■ Input data

════════════════

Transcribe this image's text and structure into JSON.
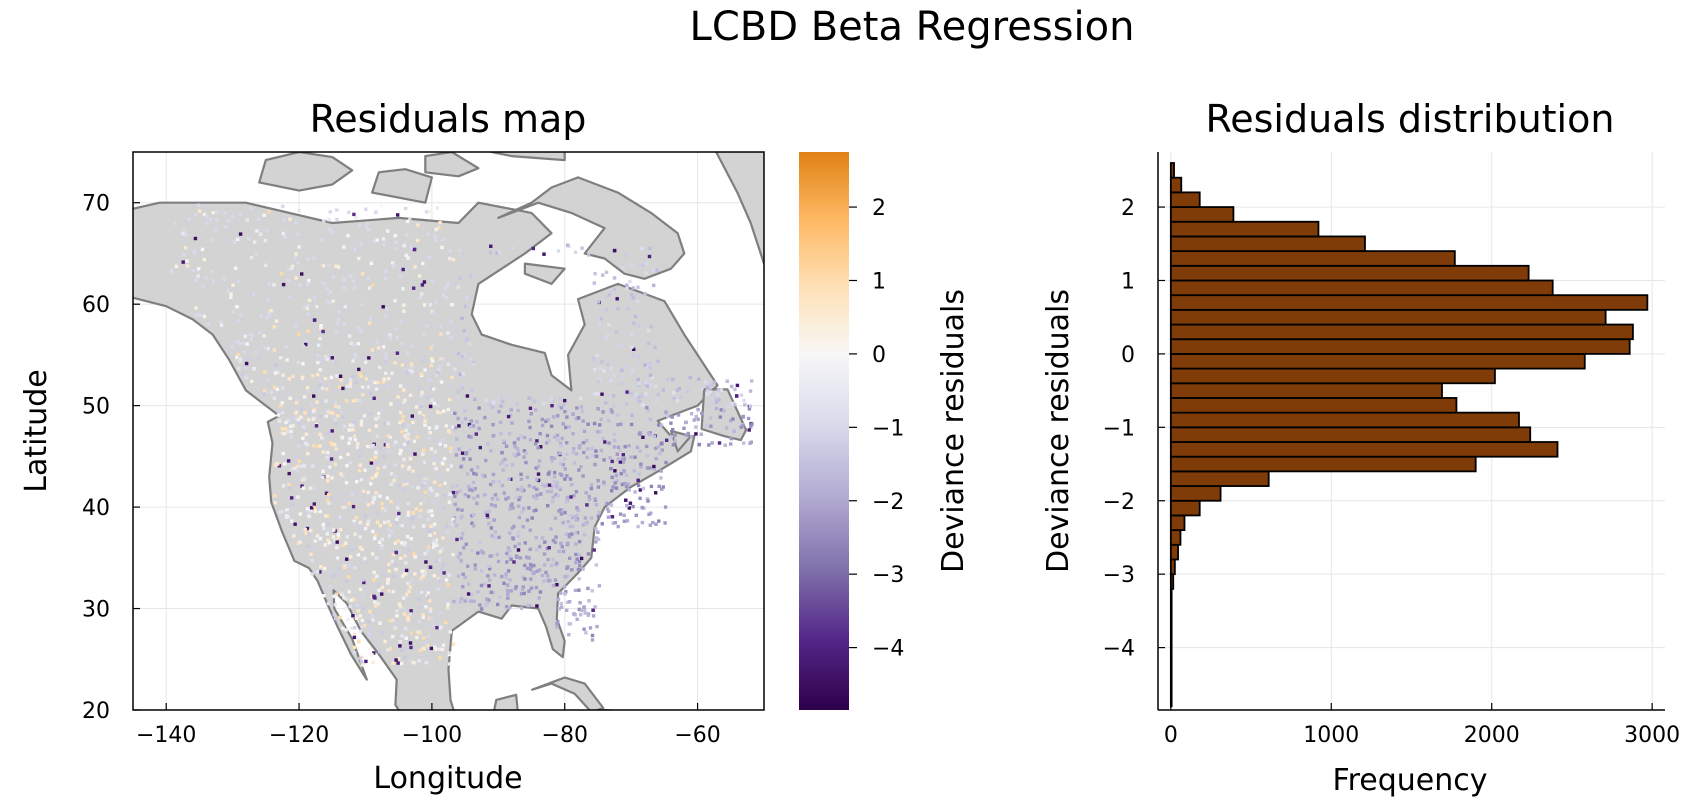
{
  "suptitle": "LCBD Beta Regression",
  "chart_data": [
    {
      "type": "heatmap",
      "title": "Residuals map",
      "xlabel": "Longitude",
      "ylabel": "Latitude",
      "xlim": [
        -145,
        -50
      ],
      "ylim": [
        20,
        75
      ],
      "xticks": [
        -140,
        -120,
        -100,
        -80,
        -60
      ],
      "yticks": [
        20,
        30,
        40,
        50,
        60,
        70
      ],
      "grid": true,
      "colorbar": {
        "label": "Deviance residuals",
        "range": [
          -4.85,
          2.75
        ],
        "ticks": [
          -4,
          -3,
          -2,
          -1,
          0,
          1,
          2
        ],
        "colors": [
          "#2d004b",
          "#542788",
          "#8073ac",
          "#b2abd2",
          "#d8daeb",
          "#f7f7f7",
          "#fee0b6",
          "#fdb863",
          "#e08214"
        ]
      },
      "land_color": "#d3d3d3",
      "coast_color": "#7f7f7f"
    },
    {
      "type": "bar",
      "orientation": "horizontal",
      "title": "Residuals distribution",
      "xlabel": "Frequency",
      "ylabel": "Deviance residuals",
      "xlim": [
        -80,
        3080
      ],
      "ylim": [
        -4.85,
        2.75
      ],
      "xticks": [
        0,
        1000,
        2000,
        3000
      ],
      "yticks": [
        -4,
        -3,
        -2,
        -1,
        0,
        1,
        2
      ],
      "grid": true,
      "bar_color": "#7f3b08",
      "bins": [
        {
          "lo": -4.8,
          "hi": -3.2,
          "count": 3
        },
        {
          "lo": -3.2,
          "hi": -3.0,
          "count": 15
        },
        {
          "lo": -3.0,
          "hi": -2.8,
          "count": 25
        },
        {
          "lo": -2.8,
          "hi": -2.6,
          "count": 45
        },
        {
          "lo": -2.6,
          "hi": -2.4,
          "count": 60
        },
        {
          "lo": -2.4,
          "hi": -2.2,
          "count": 85
        },
        {
          "lo": -2.2,
          "hi": -2.0,
          "count": 180
        },
        {
          "lo": -2.0,
          "hi": -1.8,
          "count": 310
        },
        {
          "lo": -1.8,
          "hi": -1.6,
          "count": 610
        },
        {
          "lo": -1.6,
          "hi": -1.4,
          "count": 1900
        },
        {
          "lo": -1.4,
          "hi": -1.2,
          "count": 2410
        },
        {
          "lo": -1.2,
          "hi": -1.0,
          "count": 2240
        },
        {
          "lo": -1.0,
          "hi": -0.8,
          "count": 2170
        },
        {
          "lo": -0.8,
          "hi": -0.6,
          "count": 1780
        },
        {
          "lo": -0.6,
          "hi": -0.4,
          "count": 1690
        },
        {
          "lo": -0.4,
          "hi": -0.2,
          "count": 2020
        },
        {
          "lo": -0.2,
          "hi": 0.0,
          "count": 2580
        },
        {
          "lo": 0.0,
          "hi": 0.2,
          "count": 2860
        },
        {
          "lo": 0.2,
          "hi": 0.4,
          "count": 2880
        },
        {
          "lo": 0.4,
          "hi": 0.6,
          "count": 2710
        },
        {
          "lo": 0.6,
          "hi": 0.8,
          "count": 2970
        },
        {
          "lo": 0.8,
          "hi": 1.0,
          "count": 2380
        },
        {
          "lo": 1.0,
          "hi": 1.2,
          "count": 2230
        },
        {
          "lo": 1.2,
          "hi": 1.4,
          "count": 1770
        },
        {
          "lo": 1.4,
          "hi": 1.6,
          "count": 1210
        },
        {
          "lo": 1.6,
          "hi": 1.8,
          "count": 920
        },
        {
          "lo": 1.8,
          "hi": 2.0,
          "count": 390
        },
        {
          "lo": 2.0,
          "hi": 2.2,
          "count": 180
        },
        {
          "lo": 2.2,
          "hi": 2.4,
          "count": 65
        },
        {
          "lo": 2.4,
          "hi": 2.6,
          "count": 20
        }
      ]
    }
  ]
}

════════════════

■ Requirement
How many lines in the records above contain the word "ylabel"? Give only the number.

■ Result of the exercise
2